WHAT TO WORK ON: State the number of lines that hold the string "Qaida", with nothing added.

** start of INPUT RECORDS **

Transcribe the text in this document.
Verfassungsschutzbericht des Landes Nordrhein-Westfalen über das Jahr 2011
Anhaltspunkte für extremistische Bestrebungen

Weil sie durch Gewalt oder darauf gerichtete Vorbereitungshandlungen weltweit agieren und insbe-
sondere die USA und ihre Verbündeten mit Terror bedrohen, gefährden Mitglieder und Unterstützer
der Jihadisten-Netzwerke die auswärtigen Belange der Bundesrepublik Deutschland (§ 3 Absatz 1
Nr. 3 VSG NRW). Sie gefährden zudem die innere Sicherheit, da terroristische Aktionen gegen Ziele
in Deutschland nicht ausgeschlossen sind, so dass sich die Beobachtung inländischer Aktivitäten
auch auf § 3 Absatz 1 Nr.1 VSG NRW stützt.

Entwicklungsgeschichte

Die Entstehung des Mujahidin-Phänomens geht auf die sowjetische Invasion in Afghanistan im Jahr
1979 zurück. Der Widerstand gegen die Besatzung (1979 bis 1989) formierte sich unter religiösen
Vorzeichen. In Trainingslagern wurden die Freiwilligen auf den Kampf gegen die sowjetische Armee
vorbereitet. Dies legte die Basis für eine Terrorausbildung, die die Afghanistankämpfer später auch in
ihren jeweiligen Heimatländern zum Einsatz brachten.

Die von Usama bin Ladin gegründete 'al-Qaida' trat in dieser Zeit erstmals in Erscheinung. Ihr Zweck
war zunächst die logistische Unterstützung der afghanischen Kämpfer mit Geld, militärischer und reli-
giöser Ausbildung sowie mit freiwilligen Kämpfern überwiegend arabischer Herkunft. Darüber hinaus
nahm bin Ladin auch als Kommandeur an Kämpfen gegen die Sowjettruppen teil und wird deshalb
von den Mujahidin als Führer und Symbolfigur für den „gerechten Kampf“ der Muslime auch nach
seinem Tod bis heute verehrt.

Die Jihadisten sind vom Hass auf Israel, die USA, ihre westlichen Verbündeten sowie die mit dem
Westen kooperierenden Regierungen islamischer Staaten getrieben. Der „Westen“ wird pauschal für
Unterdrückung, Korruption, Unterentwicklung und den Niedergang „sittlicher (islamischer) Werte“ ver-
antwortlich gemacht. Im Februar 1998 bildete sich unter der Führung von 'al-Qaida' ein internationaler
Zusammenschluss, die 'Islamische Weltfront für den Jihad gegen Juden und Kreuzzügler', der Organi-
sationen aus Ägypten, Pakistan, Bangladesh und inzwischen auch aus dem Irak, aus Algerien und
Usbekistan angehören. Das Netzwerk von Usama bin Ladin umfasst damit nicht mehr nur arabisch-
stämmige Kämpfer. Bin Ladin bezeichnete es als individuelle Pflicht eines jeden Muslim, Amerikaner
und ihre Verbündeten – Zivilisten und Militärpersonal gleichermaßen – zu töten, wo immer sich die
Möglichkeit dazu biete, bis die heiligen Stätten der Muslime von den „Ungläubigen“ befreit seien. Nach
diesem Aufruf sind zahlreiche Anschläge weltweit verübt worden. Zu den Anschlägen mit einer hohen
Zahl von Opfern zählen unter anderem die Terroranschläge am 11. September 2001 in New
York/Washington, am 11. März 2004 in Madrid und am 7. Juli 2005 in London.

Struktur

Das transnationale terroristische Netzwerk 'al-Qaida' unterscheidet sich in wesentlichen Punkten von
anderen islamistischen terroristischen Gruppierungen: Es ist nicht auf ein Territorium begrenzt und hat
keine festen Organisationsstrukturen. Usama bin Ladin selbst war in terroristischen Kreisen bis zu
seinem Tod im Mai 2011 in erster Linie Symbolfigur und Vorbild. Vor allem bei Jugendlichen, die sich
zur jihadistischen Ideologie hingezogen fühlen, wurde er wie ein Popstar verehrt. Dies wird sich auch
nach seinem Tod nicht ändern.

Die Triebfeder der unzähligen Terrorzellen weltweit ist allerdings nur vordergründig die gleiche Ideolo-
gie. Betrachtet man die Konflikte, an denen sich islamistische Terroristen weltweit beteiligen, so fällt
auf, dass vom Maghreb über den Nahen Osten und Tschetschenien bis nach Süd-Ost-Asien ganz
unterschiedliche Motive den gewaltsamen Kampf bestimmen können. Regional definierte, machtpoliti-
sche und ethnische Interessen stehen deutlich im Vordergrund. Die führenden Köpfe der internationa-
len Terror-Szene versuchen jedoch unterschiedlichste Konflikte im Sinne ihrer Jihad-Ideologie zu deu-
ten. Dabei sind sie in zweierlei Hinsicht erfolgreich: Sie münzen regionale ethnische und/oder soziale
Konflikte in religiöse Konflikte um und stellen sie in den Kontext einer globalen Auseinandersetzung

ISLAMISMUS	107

** end of INPUT RECORDS **

RESPONSE FOR THIS EXERCISE: 3